• [WRITTEN TASK]: Write the data below out exactly as it stands. Do not include the pictures.

★ ★ ★ ★ ★ ★ ★

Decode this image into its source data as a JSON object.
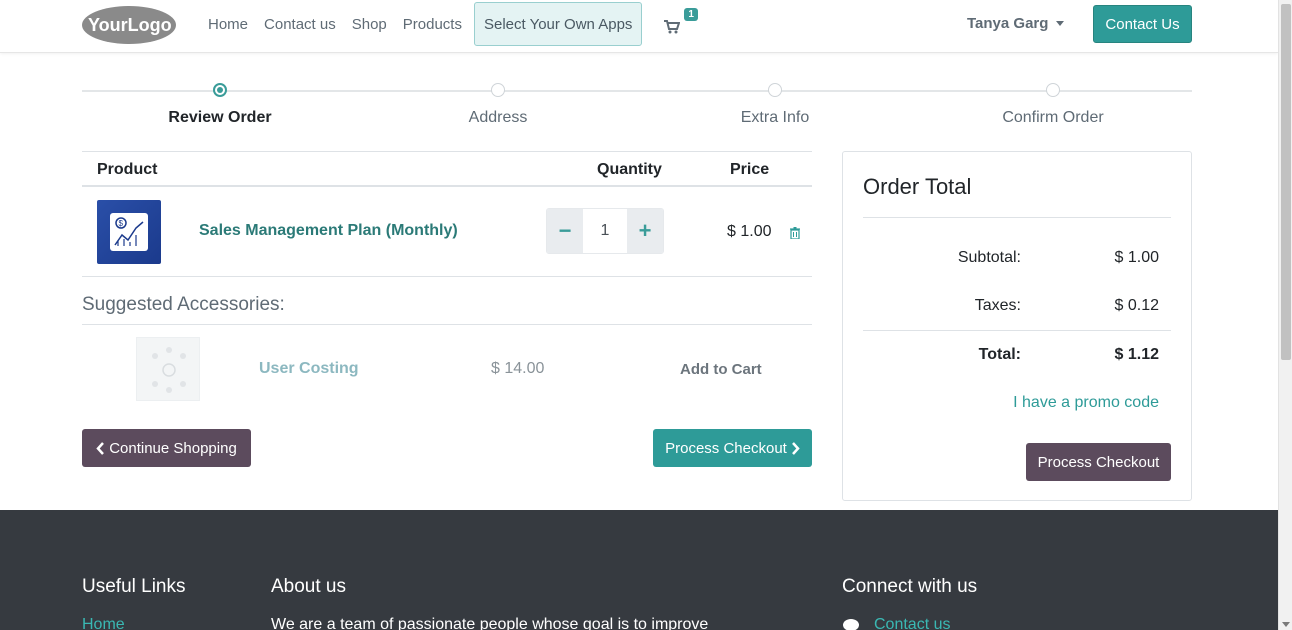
{
  "header": {
    "logo_text": "YourLogo",
    "nav": [
      "Home",
      "Contact us",
      "Shop",
      "Products"
    ],
    "select_apps_label": "Select Your Own Apps",
    "cart_count": "1",
    "user_name": "Tanya Garg",
    "contact_button": "Contact Us",
    "accent_color": "#2e9b98"
  },
  "steps": [
    {
      "label": "Review Order",
      "active": true
    },
    {
      "label": "Address",
      "active": false
    },
    {
      "label": "Extra Info",
      "active": false
    },
    {
      "label": "Confirm Order",
      "active": false
    }
  ],
  "cart_table": {
    "headers": {
      "product": "Product",
      "quantity": "Quantity",
      "price": "Price"
    },
    "items": [
      {
        "name": "Sales Management Plan (Monthly)",
        "quantity": "1",
        "price": "$ 1.00",
        "icon": "sales-chart-icon"
      }
    ]
  },
  "accessories": {
    "title": "Suggested Accessories:",
    "items": [
      {
        "name": "User Costing",
        "price": "$ 14.00",
        "action": "Add to Cart"
      }
    ]
  },
  "actions": {
    "continue_label": "Continue Shopping",
    "process_label": "Process Checkout"
  },
  "order_total": {
    "title": "Order Total",
    "subtotal_label": "Subtotal:",
    "subtotal_value": "$ 1.00",
    "taxes_label": "Taxes:",
    "taxes_value": "$ 0.12",
    "total_label": "Total:",
    "total_value": "$ 1.12",
    "promo_label": "I have a promo code",
    "checkout_label": "Process Checkout"
  },
  "footer": {
    "useful_links_title": "Useful Links",
    "useful_links": [
      "Home"
    ],
    "about_title": "About us",
    "about_text": "We are a team of passionate people whose goal is to improve",
    "connect_title": "Connect with us",
    "connect_links": [
      "Contact us"
    ]
  }
}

★ ★ ★ ★ ★ ★ ★

• [OUTPUT OF THE TASK]:
Decode this image into its source data as a JSON object.
{
  "header": {
    "logo_text": "YourLogo",
    "nav": [
      "Home",
      "Contact us",
      "Shop",
      "Products"
    ],
    "select_apps_label": "Select Your Own Apps",
    "cart_count": "1",
    "user_name": "Tanya Garg",
    "contact_button": "Contact Us",
    "accent_color": "#2e9b98"
  },
  "steps": [
    {
      "label": "Review Order",
      "active": true
    },
    {
      "label": "Address",
      "active": false
    },
    {
      "label": "Extra Info",
      "active": false
    },
    {
      "label": "Confirm Order",
      "active": false
    }
  ],
  "cart_table": {
    "headers": {
      "product": "Product",
      "quantity": "Quantity",
      "price": "Price"
    },
    "items": [
      {
        "name": "Sales Management Plan (Monthly)",
        "quantity": "1",
        "price": "$ 1.00",
        "icon": "sales-chart-icon"
      }
    ]
  },
  "accessories": {
    "title": "Suggested Accessories:",
    "items": [
      {
        "name": "User Costing",
        "price": "$ 14.00",
        "action": "Add to Cart"
      }
    ]
  },
  "actions": {
    "continue_label": "Continue Shopping",
    "process_label": "Process Checkout"
  },
  "order_total": {
    "title": "Order Total",
    "subtotal_label": "Subtotal:",
    "subtotal_value": "$ 1.00",
    "taxes_label": "Taxes:",
    "taxes_value": "$ 0.12",
    "total_label": "Total:",
    "total_value": "$ 1.12",
    "promo_label": "I have a promo code",
    "checkout_label": "Process Checkout"
  },
  "footer": {
    "useful_links_title": "Useful Links",
    "useful_links": [
      "Home"
    ],
    "about_title": "About us",
    "about_text": "We are a team of passionate people whose goal is to improve",
    "connect_title": "Connect with us",
    "connect_links": [
      "Contact us"
    ]
  }
}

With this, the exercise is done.